*The input*:

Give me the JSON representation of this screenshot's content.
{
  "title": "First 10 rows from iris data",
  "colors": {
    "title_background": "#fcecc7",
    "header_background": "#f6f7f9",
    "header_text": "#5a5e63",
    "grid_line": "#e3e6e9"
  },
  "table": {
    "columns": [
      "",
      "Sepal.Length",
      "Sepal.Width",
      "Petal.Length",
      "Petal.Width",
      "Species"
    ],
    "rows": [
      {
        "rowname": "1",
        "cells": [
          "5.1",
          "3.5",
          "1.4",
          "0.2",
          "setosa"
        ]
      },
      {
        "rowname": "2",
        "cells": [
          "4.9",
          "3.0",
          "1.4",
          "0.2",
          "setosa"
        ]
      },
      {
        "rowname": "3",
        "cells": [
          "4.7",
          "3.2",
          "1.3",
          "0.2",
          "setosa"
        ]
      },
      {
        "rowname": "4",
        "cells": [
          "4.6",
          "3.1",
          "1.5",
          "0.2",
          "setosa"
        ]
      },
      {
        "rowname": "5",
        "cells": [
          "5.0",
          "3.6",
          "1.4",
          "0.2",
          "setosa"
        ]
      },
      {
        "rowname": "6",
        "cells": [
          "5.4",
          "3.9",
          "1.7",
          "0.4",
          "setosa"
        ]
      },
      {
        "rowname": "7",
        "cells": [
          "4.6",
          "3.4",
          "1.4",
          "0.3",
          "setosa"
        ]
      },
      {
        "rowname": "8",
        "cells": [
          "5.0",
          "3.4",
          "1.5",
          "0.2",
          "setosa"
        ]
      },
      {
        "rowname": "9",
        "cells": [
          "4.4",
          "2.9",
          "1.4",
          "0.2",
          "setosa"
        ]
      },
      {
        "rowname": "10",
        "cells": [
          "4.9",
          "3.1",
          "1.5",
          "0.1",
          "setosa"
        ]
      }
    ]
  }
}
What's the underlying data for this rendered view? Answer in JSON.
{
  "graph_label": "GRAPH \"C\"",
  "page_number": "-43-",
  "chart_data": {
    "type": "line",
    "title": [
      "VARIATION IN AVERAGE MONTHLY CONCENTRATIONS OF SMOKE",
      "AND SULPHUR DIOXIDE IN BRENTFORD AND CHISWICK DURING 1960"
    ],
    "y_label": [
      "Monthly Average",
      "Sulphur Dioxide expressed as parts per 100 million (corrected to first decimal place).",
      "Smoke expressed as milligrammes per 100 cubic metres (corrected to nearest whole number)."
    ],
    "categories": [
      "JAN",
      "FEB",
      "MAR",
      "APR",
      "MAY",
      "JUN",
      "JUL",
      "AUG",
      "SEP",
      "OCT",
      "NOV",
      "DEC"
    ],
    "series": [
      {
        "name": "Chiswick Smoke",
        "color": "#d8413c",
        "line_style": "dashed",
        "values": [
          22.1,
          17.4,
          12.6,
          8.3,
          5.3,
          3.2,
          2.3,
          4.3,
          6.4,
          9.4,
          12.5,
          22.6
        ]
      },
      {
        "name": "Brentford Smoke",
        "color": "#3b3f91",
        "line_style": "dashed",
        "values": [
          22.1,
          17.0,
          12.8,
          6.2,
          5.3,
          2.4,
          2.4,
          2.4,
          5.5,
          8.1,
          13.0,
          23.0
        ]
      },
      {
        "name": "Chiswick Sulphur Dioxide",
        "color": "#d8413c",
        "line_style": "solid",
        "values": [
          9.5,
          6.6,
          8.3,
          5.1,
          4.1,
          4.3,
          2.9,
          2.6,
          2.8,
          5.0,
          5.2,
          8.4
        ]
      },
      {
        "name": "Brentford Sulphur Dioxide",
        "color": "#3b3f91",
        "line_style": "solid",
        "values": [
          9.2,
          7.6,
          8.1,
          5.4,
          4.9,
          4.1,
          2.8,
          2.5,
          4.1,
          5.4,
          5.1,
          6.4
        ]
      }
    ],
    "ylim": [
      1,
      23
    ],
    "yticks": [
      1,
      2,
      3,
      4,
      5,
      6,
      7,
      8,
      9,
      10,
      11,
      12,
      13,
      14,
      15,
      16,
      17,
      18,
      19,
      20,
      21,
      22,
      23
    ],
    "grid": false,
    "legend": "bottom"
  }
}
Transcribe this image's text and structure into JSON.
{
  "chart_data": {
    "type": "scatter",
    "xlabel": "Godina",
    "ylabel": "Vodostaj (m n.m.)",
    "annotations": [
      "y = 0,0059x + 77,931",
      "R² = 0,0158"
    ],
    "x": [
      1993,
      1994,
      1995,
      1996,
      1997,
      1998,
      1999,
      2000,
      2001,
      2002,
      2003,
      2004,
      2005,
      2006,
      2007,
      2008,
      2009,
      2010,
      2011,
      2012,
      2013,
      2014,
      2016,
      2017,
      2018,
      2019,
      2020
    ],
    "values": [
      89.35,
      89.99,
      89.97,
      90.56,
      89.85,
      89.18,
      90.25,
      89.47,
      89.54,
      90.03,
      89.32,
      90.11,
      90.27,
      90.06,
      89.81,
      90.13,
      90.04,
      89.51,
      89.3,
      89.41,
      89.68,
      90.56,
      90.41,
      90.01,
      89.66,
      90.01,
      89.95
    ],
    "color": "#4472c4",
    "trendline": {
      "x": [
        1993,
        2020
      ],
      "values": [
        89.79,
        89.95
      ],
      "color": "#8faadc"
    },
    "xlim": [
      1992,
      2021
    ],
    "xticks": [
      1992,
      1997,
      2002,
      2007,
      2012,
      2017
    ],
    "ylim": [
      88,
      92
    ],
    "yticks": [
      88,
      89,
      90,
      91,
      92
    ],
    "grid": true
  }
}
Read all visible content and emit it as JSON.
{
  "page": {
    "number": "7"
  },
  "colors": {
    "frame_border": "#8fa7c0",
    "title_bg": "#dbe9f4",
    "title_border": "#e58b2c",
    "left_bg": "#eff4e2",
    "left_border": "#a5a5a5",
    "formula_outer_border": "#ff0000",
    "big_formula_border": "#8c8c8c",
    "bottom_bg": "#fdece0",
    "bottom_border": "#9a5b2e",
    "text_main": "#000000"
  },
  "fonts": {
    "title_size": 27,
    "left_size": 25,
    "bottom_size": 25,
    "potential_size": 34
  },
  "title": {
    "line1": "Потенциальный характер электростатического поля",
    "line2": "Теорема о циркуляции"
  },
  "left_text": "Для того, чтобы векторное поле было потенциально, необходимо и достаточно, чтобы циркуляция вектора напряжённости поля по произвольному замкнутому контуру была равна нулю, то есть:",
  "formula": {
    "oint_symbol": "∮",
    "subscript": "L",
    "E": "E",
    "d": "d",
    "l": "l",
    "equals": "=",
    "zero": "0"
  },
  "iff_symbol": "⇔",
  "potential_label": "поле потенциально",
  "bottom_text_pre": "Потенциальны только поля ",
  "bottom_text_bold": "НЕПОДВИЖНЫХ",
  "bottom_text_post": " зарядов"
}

*Objective*: How many of the lines above hold "this"? Answer with only the number.

*Result below*: 3